▸ **GIVEN PASSAGE**
####################

Thursday, 18 April 2013

Shirking from Home


Working at home is a skivers charter, isn’t it? Well, no not really, it depends on both the organisations that allow it and the attitude of those who work from home. There is a prevalent state of mind among those who don’t work from home that those who do are not putting in a full shift, but in my experience that is not the case. For  instance my wife works from home regularly and I know from observing her that not only does she use the time she would otherwise be commuting to work, she regularly  puts in a ten hour stint in front of the PC when working at home.

Working from home has become more prevalent in recent years, and the concept tends to polarise opinions. Naturally there are some jobs that do not lend themselves to home working, so when we talk of people working from home we are normally talking of those who would otherwise be working in offices, and among office workers there are some divisions about the effectiveness of home working.

Some people are opposed to home working on principle and in my experience these people’s prejudices are based on their conception of how effective other people are when they work at home, so the merits of home working have a certain dependency on who is doing the talking, the home worker or the worker who remains tied to the office. For those who work at home and do so enthusiastically, the benefits include the lack of commute, the freedom from interruptions and the ability to concentrate solely on the task at hand; the flexibility to start work early, finish late and adapt work around their domestic commitments. To those who remain chained to their office desk, these virtues may be seen as opportunities for the home worker to be less productive, less proactive and more reactive, doing only the bare minimum of what is required of them.

There is no black or white answer; sometimes home working is at least as effective as working in the office; sometimes even more so but on other occasions there is no substitute for being in the office. Having worked from home on occasions, I know that how effective I was really depended on what tasks I had to perform on a given day. Some days I could be really effective working at home, for instance if it was appraisal time and I had to write reviews of my directs, or if I had to produce some sort of document then it really didn’t matter whether I was in the office or at home. On days when there was less structure, I might become purely reactive, just responding to emails and therefore somewhat less productive. In the job I did, one particular piece of software was not available to me at home as I didn’t have a laptop supplied by my employers and instead relied on connecting through Citrix [1]on my home PC. The software in question was a thick client and not having the software installed on my home computer I was unable to use the GUI[2] and instead had to connect via CICS[3], or the “green screens” as many of you will know them. This had the effect of making life slightly more difficult in working at home than in the office.

####################

▸ **INFORMATION SHOWN**
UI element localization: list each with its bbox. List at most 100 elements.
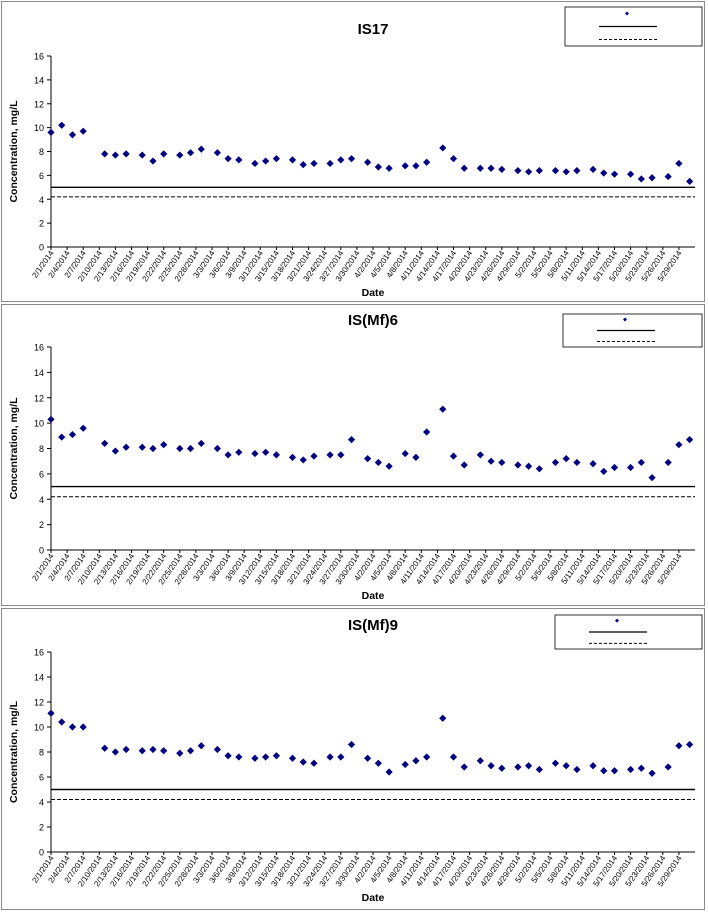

####################

▸ **TASKS**
1 – According to the working-from-home piece, how long a stint does the writer's wife regularly put in at the PC when working at home?
2 – Rewrite the working-from-home piece between "Thursday, 18 April" and "working at home.", inclusive, substituting "partner" for "wife".
3 – Carry on writing the working-from-home piece from its final sentence.
The listing is separate material and has no connection to the working-from-home piece.

▸ **EXERCISE RESPONSES**
1 – A ten hour stint in front of the PC.

2 –
Thursday, 18 April 2013

Shirking from Home


Working at home is a skivers charter, isn’t it? Well, no not really, it depends on both the organisations that allow it and the attitude of those who work from home. There is a prevalent state of mind among those who don’t work from home that those who do are not putting in a full shift, but in my experience that is not the case. For  instance my partner works from home regularly and I know from observing her that not only does she use the time she would otherwise be commuting to work, she regularly  puts in a ten hour stint in front of the PC when working at home.

3 –
Being in the office facilitates collaboration; face to face meetings can be more effective than conference calls and informal chats at the coffee machine have a habit of throwing up solutions to problems but are not possible if workers are not co-located. On that subject, virtual teams, whereby members of the same team may be located in different offices or different countries and time zones are another matter and one which I cannot honestly say that I favour, but that subject I may well return to at a later date.

Whatever work you do at home, there are a few key imperatives to ensure that the home worker is as effective as it can be.

Firstly, environment. Sitting in the lounge, on the sofa, with a laptop balanced on your knees is not ideal in any way, well not for working. A laptop on the kitchen or dining room table is a step up, but ideally home workers ought to strive for an area of their home that is as business like as possible. I’m in the fortunate position of having a small study with a phone, PC, printer and an office chair and this always made me feel more businesslike and focussed when I worked at home.

Secondly, family. Because you are at home, there can be a tendency for family members to forget that your primary purpose is to work for your employer, not for them! The home worker needs to be able to refuse requests to run errands for their family to the detriment of their paid employment.

Thirdly, distractions. I have to admit that when I worked at home my major distraction was tea, and I would drink cup after cup to the point where I was spending almost as much time in the kitchen making tea as anywhere else. In my defence, I would say that I usually worked longer hours and took a shorter lunch break when I worked at home than I did in the office, so I don’t think that the time I spent with the kettle rather and the PC was that detrimental. The home worker needs to guard against the five minutes spent browsing non-work websites or reading a book, that turns into an hour (or two).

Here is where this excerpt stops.